**Work required**
Please copy every line of the records below that holds the word "prohibition".

**Input material**
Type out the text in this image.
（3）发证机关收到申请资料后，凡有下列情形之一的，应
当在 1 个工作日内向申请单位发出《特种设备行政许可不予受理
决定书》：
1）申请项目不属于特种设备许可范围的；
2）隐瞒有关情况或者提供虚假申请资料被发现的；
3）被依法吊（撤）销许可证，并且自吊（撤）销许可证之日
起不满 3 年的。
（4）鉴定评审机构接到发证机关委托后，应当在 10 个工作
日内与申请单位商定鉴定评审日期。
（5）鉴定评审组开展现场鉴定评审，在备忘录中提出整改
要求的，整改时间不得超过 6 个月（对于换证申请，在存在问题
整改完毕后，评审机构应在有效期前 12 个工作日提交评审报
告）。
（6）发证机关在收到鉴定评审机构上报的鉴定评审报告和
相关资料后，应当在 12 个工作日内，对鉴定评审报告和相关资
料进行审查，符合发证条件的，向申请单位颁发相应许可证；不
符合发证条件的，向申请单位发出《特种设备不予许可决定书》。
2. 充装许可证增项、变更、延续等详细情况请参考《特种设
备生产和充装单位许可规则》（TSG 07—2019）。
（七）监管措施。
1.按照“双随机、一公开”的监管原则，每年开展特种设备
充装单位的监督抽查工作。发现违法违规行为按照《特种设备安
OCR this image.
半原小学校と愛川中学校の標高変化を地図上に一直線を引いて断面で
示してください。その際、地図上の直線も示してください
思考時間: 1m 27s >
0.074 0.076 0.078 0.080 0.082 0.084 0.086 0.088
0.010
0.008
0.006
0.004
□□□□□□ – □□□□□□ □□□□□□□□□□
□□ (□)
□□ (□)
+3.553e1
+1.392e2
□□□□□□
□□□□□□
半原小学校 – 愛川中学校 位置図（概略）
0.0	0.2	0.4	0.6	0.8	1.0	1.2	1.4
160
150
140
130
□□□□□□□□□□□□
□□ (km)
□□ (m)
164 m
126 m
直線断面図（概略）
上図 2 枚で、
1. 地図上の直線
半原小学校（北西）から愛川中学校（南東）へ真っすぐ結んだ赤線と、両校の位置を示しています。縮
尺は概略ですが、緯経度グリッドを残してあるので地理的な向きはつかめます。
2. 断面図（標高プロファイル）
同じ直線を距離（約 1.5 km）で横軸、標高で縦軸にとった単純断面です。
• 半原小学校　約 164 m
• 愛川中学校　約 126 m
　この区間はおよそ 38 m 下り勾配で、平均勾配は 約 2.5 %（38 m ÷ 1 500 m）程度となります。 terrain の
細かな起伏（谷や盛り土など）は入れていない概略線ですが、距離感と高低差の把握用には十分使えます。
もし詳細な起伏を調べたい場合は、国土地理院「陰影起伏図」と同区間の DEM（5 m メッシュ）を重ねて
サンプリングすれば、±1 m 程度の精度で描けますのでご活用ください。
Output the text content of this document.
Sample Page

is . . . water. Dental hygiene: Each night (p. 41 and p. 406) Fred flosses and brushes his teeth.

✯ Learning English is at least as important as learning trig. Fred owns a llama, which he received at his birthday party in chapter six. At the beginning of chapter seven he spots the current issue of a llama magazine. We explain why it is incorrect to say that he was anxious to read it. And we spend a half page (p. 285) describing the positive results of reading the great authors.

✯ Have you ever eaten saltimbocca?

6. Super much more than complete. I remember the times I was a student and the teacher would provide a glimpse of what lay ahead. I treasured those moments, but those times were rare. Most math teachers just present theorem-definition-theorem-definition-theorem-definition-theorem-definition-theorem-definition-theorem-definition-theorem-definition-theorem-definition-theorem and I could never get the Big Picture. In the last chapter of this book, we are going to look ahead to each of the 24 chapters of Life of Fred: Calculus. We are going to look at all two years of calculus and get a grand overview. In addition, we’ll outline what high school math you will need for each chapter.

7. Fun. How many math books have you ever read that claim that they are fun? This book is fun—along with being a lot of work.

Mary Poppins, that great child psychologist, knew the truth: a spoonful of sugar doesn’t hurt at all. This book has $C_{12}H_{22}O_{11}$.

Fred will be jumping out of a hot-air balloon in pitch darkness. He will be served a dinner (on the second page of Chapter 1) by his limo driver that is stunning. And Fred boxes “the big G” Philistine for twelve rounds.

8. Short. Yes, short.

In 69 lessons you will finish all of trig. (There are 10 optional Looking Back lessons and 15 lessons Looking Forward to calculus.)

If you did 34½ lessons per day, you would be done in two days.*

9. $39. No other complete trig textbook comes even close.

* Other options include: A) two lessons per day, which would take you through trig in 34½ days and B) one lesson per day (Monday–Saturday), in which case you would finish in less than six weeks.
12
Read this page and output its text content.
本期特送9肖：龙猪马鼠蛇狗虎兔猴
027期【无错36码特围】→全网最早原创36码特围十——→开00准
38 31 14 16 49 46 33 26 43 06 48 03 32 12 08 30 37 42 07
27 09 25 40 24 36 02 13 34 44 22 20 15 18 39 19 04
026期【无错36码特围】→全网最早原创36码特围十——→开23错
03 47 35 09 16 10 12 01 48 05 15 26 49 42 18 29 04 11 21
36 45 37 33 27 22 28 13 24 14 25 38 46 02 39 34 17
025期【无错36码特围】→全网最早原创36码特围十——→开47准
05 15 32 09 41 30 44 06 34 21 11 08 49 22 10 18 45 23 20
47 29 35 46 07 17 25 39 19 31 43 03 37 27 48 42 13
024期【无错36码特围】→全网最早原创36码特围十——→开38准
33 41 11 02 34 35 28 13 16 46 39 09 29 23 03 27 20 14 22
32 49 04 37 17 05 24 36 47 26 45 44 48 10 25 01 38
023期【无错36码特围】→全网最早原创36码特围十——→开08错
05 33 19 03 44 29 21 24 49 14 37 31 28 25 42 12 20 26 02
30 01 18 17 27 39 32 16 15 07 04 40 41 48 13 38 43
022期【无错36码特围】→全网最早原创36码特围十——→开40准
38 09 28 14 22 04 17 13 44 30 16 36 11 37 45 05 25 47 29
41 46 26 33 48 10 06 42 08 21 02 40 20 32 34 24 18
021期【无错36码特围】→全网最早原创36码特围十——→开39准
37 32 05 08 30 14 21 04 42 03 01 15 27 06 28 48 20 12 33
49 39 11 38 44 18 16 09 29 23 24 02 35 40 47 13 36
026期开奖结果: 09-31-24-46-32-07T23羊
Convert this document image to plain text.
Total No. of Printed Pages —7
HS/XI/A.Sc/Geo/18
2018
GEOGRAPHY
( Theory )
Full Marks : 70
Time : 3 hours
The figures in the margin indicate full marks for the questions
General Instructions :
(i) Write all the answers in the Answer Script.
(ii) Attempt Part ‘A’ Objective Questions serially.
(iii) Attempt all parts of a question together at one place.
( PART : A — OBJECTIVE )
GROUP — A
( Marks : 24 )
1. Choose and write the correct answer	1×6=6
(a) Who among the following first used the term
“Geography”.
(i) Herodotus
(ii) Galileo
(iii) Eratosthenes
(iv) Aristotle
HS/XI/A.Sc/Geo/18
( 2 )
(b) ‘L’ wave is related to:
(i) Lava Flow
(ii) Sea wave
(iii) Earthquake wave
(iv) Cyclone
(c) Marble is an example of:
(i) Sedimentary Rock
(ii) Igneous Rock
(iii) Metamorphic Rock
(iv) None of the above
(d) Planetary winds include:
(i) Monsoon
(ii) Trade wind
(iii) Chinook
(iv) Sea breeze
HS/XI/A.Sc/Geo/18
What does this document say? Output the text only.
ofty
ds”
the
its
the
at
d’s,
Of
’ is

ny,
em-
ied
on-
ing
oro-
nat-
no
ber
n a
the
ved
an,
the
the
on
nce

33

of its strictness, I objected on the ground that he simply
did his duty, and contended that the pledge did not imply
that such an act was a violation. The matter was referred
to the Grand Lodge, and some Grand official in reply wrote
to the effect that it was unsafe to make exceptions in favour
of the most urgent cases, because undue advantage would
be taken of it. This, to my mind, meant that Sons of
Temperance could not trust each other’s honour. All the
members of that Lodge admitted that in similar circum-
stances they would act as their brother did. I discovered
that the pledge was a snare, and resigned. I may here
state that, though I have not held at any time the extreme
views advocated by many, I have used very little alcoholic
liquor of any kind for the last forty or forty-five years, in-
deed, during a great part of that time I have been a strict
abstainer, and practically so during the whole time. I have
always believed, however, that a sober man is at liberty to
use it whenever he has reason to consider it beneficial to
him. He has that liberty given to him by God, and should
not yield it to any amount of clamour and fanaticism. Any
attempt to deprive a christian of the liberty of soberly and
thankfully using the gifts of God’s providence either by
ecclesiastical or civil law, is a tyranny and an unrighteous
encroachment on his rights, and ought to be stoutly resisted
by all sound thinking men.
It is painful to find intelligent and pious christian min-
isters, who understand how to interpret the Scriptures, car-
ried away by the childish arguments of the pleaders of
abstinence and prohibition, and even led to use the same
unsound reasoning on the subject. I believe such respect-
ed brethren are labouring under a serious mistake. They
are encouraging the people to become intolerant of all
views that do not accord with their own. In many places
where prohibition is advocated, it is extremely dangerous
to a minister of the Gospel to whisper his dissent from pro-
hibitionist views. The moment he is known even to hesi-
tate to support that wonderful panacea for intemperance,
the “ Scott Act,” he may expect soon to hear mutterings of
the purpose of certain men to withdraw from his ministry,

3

**Exercise response**
abstinence and prohibition, and even led to use the same
where prohibition is advocated, it is extremely dangerous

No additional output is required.